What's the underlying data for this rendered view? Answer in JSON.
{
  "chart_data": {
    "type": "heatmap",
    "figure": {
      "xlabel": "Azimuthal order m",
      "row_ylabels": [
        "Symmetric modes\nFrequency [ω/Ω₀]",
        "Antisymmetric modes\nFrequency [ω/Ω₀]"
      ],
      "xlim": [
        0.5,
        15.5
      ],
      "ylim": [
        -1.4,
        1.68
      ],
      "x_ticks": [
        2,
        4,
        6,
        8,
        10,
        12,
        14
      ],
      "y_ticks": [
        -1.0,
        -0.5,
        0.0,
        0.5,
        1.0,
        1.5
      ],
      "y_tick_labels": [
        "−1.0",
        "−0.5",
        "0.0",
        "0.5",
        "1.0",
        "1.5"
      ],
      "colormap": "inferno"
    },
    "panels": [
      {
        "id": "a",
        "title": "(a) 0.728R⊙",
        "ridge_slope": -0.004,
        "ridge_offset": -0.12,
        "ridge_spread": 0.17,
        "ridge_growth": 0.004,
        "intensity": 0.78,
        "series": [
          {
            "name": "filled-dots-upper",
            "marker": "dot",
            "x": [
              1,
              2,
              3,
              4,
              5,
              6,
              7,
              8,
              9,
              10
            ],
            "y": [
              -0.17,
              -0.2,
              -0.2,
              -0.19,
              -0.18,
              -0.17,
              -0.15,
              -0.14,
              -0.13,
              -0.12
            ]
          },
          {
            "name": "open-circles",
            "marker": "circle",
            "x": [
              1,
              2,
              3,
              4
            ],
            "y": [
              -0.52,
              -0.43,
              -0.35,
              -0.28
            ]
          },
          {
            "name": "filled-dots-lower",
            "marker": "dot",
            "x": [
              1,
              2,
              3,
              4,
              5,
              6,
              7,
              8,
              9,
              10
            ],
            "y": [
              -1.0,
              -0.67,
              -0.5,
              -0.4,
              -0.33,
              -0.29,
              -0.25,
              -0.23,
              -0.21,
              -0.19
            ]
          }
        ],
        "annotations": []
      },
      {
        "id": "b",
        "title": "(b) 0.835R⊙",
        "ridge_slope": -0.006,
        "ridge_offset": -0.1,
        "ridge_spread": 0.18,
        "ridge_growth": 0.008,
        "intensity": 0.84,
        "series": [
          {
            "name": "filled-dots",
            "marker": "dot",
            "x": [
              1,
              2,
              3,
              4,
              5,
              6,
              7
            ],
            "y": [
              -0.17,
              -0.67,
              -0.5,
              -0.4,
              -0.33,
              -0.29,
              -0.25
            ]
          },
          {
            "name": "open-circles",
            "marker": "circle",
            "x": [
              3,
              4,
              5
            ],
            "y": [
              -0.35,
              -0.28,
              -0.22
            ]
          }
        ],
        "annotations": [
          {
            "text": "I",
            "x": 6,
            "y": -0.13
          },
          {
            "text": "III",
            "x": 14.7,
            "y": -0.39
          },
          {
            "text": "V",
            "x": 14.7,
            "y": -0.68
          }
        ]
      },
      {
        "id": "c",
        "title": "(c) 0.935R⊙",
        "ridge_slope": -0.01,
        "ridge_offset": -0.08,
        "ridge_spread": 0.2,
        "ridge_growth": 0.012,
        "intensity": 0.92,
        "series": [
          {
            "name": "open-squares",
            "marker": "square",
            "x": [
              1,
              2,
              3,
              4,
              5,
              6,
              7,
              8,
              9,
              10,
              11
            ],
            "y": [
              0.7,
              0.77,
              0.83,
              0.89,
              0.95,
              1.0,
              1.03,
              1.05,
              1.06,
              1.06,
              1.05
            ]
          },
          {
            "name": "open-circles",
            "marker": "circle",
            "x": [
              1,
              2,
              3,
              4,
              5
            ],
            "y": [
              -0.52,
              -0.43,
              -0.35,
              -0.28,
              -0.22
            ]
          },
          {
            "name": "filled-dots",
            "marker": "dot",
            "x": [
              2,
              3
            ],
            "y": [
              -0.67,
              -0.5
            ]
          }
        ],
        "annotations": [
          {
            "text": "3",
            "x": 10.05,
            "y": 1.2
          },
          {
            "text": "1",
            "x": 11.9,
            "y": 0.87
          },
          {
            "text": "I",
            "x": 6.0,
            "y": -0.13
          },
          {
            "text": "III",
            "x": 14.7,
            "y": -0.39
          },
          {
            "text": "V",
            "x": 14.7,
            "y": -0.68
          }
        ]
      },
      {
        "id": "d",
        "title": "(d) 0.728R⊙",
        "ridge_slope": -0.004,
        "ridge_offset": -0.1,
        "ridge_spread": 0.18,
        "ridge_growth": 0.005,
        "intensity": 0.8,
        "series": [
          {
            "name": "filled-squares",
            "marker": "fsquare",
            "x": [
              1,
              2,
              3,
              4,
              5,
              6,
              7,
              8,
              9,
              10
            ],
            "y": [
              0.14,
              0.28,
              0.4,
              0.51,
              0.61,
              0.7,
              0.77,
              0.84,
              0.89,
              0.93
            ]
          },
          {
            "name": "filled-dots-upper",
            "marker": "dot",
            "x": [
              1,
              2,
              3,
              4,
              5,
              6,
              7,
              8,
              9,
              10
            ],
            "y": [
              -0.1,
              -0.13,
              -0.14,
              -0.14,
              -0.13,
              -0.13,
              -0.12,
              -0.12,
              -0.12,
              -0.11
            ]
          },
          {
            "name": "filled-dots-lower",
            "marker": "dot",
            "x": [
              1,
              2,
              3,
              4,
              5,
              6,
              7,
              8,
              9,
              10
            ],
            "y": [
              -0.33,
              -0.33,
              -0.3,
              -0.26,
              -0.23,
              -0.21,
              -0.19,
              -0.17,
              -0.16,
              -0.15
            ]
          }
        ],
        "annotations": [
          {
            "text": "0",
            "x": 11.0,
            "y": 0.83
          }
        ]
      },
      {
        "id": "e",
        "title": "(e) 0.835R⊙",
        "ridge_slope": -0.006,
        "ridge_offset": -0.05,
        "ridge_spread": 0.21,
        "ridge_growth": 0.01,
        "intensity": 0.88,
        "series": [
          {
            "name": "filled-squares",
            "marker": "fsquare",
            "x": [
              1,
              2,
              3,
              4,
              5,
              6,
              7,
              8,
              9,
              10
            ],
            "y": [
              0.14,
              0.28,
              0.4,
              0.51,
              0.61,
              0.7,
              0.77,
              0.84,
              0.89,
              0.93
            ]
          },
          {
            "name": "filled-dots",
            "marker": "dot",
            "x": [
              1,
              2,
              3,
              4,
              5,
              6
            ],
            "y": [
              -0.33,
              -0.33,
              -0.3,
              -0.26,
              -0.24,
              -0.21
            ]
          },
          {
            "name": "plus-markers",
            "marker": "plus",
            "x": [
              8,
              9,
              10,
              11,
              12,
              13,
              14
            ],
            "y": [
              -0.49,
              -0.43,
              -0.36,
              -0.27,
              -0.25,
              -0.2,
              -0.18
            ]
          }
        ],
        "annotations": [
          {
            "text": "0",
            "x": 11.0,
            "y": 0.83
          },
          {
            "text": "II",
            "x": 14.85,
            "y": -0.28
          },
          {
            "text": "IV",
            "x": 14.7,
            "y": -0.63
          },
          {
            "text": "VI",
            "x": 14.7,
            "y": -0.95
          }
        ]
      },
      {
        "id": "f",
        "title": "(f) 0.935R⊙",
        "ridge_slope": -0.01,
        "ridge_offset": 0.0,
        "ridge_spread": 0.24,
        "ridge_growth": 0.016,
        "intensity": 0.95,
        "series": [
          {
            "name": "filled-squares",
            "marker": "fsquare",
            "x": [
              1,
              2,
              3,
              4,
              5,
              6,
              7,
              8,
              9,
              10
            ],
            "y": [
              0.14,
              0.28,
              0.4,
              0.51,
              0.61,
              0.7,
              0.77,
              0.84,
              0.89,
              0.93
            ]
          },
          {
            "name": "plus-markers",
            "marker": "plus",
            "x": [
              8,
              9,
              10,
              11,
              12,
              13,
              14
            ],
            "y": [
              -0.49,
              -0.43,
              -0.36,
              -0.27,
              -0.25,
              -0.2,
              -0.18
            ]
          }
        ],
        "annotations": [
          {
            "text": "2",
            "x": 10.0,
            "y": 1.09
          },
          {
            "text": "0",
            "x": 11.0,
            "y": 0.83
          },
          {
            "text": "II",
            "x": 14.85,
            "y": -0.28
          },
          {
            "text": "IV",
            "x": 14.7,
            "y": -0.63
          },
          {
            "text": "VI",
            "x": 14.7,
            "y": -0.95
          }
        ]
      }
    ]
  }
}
------------------------------
** Goal **
Count how many lines include the string "title". Nothing but the number is needed.

** Result for this exercise **
6